Monday, 12 January 2015 13:00

The Canary Islands Tree That Makes Rain

The Canary pine (pinus canariensis) is a miracle tree. Its needles make rain from the clouds  and protect the tree from intense forest fires.

When the Trade Winds blow clouds and mist through the Gran Canaria pine forests the mist condenses on the long, droopy needles and falls as rain. This allows the pine forests to grow in areas with little rainfall, provided that they are high enough to get covered in cloud during the winter. The same long needles protect the trees from fires by burning fast before the heat damages the growing buds. 

Canary pine grows all over the mountains of Cumbres of Gran Canaria, as well as on Tenerife, La Palma and El Hierro. It can reach 45 metres with a trunk at least 1.5 metres in diameter. The island's pine forests are home to a number of endangered animals and plants, including the Blue Chaffinch.

━━━━━━━━━━

● **STATED GOAL A**: Reproduce the entries word for word, from their first line through the line containing "node-kb-2[interactable]: ▤ 知识库", including both.
The passage on the Canary pine and the entries that follow come from separate sources.

━━━━━━━━━━

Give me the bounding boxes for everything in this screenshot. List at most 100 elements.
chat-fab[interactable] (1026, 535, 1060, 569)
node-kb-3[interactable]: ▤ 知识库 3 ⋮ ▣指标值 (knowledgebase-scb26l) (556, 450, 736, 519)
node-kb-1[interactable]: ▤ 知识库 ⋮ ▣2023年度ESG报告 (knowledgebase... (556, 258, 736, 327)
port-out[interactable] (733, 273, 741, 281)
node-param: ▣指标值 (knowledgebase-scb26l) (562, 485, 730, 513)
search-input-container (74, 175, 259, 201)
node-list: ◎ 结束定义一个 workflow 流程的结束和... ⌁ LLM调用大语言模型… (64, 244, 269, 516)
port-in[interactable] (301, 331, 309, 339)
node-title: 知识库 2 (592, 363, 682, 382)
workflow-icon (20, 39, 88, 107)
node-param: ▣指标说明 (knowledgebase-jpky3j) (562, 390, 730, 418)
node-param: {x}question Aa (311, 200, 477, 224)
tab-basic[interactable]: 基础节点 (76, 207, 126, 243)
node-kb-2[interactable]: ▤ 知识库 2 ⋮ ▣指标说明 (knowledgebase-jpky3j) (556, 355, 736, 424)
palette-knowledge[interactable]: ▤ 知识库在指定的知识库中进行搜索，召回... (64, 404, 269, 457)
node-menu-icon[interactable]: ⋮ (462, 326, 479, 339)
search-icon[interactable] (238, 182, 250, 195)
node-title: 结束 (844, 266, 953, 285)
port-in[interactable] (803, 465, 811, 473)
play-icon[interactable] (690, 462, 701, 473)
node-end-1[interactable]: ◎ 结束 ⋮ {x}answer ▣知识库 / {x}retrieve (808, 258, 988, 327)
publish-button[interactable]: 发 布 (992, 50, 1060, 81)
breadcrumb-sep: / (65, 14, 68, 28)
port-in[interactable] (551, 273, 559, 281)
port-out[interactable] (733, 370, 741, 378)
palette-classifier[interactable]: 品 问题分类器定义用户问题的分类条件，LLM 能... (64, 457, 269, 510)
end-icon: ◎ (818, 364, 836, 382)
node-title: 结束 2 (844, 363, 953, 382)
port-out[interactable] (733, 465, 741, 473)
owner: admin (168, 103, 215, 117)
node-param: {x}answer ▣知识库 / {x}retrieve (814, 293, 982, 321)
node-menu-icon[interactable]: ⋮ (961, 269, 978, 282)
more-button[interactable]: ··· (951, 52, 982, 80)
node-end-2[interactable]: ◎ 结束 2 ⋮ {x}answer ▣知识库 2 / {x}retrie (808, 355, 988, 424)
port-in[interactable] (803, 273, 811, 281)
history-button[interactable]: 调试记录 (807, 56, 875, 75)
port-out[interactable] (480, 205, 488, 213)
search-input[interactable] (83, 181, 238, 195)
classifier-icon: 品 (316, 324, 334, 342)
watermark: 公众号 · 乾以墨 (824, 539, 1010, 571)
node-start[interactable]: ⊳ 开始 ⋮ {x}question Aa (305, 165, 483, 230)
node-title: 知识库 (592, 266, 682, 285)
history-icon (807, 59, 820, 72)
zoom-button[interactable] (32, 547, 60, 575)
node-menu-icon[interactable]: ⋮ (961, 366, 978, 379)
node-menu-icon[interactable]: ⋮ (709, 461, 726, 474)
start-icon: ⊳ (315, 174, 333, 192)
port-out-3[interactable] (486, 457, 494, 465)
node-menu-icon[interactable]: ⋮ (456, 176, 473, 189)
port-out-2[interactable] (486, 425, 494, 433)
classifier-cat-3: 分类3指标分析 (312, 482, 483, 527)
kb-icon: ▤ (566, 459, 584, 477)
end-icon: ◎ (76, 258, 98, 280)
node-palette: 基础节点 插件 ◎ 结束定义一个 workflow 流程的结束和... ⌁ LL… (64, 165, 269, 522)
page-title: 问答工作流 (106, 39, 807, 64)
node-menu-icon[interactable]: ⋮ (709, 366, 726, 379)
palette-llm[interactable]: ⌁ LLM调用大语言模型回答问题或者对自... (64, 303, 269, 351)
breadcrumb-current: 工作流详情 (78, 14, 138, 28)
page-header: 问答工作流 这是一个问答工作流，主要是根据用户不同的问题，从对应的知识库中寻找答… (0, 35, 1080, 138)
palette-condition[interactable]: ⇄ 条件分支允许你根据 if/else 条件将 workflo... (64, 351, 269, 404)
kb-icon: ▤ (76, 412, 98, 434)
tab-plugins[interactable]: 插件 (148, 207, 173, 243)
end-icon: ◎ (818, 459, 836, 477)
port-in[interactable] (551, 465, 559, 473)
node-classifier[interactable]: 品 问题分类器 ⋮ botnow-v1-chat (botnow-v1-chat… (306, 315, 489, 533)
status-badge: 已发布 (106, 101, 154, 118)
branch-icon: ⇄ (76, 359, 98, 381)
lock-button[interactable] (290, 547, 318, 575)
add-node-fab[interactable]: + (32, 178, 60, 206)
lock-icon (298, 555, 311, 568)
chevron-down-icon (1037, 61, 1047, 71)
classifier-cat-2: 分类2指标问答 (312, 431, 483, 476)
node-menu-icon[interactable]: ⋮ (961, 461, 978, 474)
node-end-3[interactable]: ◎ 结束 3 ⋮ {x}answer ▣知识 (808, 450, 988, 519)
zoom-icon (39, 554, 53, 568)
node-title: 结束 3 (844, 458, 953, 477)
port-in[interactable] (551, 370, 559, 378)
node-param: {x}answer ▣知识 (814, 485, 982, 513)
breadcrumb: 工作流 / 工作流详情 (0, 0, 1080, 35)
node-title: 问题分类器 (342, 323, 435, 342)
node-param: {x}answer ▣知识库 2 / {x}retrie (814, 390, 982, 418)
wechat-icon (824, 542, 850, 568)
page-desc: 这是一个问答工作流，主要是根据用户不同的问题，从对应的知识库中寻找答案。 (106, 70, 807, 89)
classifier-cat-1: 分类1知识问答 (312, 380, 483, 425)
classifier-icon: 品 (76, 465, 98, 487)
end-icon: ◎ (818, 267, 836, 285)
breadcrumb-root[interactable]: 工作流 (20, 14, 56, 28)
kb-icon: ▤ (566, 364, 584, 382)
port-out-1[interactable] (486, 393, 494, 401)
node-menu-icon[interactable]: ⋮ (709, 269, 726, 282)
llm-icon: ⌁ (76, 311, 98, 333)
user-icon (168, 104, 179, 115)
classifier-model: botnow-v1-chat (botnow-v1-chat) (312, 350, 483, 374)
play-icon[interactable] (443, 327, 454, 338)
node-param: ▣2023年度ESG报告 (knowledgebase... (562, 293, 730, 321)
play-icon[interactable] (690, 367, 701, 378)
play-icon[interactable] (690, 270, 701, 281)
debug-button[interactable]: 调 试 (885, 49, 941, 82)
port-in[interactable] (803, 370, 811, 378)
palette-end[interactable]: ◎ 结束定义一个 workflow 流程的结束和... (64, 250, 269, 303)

━━━━━━━━━━

● **STATED GOAL B**: Continue the passage on the Canary pine after its last sentence.

● **TASK OUTPUT A**:
Give me the bounding boxes for everything in this screenshot. List at most 100 elements.
chat-fab[interactable] (1026, 535, 1060, 569)
node-kb-3[interactable]: ▤ 知识库 3 ⋮ ▣指标值 (knowledgebase-scb26l) (556, 450, 736, 519)
node-kb-1[interactable]: ▤ 知识库 ⋮ ▣2023年度ESG报告 (knowledgebase... (556, 258, 736, 327)
port-out[interactable] (733, 273, 741, 281)
node-param: ▣指标值 (knowledgebase-scb26l) (562, 485, 730, 513)
search-input-container (74, 175, 259, 201)
node-list: ◎ 结束定义一个 workflow 流程的结束和... ⌁ LLM调用大语言模型… (64, 244, 269, 516)
port-in[interactable] (301, 331, 309, 339)
node-title: 知识库 2 (592, 363, 682, 382)
workflow-icon (20, 39, 88, 107)
node-param: ▣指标说明 (knowledgebase-jpky3j) (562, 390, 730, 418)
node-param: {x}question Aa (311, 200, 477, 224)
tab-basic[interactable]: 基础节点 (76, 207, 126, 243)
node-kb-2[interactable]: ▤ 知识库 2 ⋮ ▣指标说明 (knowledgebase-jpky3j) (556, 355, 736, 424)

● **TASK OUTPUT B**:
Gran Canaria's forests are recovering after centuries of over-exploitation and most of the forest you see was planted after the 1960s: Big old pine trees are rare as most were cut down for timber and charcoal.

Canary pine trees have lots of other uses: The seeds are edible, and a needle tea treats colds, coughs and bronchitis. Canary pine oil from the needles makes a powerful rub for arthritis and rheumatism, as well as being antiseptic. Canary pine wood is excellent for making furniture, but is no longer harvested. 

The best way to see the Canary pine is to head up to Roque Nublo in the centre of the island. The whole surrounding area is covered with pine forest and there are plenty of walking tracks. Be careful with cigarettes, and never leave glass bottles behind,  as the pine forests catch fire easily!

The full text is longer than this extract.